Chart and figure data
BEGIN

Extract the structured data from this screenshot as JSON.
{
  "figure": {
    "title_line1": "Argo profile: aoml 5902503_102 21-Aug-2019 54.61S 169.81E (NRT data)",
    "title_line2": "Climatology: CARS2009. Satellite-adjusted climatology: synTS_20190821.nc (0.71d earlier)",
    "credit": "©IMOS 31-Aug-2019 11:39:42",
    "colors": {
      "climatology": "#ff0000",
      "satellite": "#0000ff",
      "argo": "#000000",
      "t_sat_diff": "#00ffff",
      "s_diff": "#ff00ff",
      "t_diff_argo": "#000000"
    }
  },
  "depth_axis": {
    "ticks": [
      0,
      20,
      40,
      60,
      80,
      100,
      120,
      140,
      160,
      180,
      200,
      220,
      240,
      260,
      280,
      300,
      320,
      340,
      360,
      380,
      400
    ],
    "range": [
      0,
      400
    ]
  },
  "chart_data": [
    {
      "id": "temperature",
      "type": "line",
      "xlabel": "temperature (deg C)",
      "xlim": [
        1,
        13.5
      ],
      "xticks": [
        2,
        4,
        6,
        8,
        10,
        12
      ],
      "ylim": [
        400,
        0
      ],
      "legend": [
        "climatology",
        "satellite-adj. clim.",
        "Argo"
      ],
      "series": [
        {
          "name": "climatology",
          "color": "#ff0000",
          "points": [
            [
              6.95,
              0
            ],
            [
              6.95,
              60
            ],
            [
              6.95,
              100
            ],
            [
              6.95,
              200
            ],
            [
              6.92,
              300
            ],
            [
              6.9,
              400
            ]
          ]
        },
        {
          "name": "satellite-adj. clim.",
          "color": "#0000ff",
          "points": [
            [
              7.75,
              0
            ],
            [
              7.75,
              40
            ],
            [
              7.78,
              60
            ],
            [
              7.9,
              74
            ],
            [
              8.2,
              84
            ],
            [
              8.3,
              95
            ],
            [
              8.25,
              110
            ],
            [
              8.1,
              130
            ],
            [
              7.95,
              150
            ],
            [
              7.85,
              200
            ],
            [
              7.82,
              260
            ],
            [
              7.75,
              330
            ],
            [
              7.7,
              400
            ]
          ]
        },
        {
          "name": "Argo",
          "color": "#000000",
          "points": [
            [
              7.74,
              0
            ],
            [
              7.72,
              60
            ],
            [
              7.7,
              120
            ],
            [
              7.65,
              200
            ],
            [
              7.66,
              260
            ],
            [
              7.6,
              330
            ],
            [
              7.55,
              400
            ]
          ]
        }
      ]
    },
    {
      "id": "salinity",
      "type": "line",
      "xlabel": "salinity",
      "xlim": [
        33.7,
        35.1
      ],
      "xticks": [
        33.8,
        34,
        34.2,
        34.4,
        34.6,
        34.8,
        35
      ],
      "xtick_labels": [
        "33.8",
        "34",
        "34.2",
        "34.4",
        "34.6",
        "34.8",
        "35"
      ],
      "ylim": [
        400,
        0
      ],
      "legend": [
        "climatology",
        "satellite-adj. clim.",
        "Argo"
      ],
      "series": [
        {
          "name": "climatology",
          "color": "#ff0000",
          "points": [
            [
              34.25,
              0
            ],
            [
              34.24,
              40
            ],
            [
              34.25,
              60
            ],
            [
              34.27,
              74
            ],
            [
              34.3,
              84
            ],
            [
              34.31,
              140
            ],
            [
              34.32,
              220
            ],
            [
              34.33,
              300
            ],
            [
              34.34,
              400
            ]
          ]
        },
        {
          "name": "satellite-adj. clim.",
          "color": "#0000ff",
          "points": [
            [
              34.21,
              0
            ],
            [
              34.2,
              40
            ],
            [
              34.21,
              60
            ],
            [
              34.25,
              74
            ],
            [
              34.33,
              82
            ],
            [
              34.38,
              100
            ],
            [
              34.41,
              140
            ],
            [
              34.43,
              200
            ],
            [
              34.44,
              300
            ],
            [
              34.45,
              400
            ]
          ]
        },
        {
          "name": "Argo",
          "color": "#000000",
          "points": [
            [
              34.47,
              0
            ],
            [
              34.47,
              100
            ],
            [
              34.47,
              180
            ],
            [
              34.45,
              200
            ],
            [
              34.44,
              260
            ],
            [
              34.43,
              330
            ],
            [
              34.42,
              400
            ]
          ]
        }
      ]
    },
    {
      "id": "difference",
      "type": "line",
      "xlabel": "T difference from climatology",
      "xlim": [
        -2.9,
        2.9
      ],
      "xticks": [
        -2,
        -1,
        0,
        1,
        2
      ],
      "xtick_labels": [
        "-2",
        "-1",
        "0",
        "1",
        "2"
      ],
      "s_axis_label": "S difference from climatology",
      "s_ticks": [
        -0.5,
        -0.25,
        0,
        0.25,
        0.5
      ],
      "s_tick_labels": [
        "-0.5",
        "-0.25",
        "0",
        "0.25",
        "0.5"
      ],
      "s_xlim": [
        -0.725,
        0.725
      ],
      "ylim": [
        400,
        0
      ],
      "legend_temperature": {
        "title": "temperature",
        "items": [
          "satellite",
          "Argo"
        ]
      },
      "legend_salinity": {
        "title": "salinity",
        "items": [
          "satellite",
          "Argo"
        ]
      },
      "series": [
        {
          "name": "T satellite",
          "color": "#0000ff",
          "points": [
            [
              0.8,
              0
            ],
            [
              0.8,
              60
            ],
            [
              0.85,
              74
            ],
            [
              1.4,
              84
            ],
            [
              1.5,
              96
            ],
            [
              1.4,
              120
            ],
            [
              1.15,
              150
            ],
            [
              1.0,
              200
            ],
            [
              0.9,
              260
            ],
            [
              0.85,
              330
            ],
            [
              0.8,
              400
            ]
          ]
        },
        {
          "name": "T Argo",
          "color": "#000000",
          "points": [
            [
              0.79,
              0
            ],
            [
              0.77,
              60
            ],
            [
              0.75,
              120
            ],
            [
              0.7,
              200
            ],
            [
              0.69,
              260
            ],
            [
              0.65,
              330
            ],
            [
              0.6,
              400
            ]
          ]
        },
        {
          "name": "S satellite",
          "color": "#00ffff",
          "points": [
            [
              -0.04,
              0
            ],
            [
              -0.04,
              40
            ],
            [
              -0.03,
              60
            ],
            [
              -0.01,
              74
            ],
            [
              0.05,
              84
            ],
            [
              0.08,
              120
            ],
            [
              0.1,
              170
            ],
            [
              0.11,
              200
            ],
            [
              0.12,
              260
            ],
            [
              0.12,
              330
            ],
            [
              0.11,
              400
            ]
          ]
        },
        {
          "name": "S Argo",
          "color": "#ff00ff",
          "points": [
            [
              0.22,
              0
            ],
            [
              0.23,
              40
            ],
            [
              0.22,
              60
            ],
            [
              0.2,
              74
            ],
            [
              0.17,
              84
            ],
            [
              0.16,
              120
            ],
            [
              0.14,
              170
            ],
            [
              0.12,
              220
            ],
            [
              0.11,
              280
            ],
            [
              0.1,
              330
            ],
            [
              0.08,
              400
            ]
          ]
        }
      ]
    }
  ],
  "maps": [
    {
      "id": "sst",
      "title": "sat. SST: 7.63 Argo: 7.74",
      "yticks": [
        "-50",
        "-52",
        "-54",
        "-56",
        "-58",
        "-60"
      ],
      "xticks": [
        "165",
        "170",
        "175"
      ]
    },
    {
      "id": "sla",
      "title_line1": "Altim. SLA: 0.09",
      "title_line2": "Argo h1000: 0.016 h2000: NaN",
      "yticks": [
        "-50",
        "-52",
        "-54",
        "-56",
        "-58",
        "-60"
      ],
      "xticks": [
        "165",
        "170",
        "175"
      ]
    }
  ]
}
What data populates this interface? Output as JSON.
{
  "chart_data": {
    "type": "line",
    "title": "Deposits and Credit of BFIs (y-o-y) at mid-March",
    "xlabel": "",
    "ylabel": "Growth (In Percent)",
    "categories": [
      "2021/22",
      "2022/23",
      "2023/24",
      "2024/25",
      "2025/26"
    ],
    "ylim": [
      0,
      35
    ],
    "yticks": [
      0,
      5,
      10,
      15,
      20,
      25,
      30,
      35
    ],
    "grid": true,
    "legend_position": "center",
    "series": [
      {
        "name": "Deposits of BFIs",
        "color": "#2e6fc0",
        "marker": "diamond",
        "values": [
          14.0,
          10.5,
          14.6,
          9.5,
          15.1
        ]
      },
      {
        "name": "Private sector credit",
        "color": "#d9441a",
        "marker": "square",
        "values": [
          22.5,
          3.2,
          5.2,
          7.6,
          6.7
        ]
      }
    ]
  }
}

END

(Goal of the exercise): Reproduce the listing above exactly from the line containing "What data populates" through its last line, with both of those lines included.

(Solution for this problem):
What data populates this interface? Output as JSON.
{
  "chart_data": {
    "type": "line",
    "title": "Deposits and Credit of BFIs (y-o-y) at mid-March",
    "xlabel": "",
    "ylabel": "Growth (In Percent)",
    "categories": [
      "2021/22",
      "2022/23",
      "2023/24",
      "2024/25",
      "2025/26"
    ],
    "ylim": [
      0,
      35
    ],
    "yticks": [
      0,
      5,
      10,
      15,
      20,
      25,
      30,
      35
    ],
    "grid": true,
    "legend_position": "center",
    "series": [
      {
        "name": "Deposits of BFIs",
        "color": "#2e6fc0",
        "marker": "diamond",
        "values": [
          14.0,
          10.5,
          14.6,
          9.5,
          15.1
        ]
      },
      {
        "name": "Private sector credit",
        "color": "#d9441a",
        "marker": "square",
        "values": [
          22.5,
          3.2,
          5.2,
          7.6,
          6.7
        ]
      }
    ]
  }
}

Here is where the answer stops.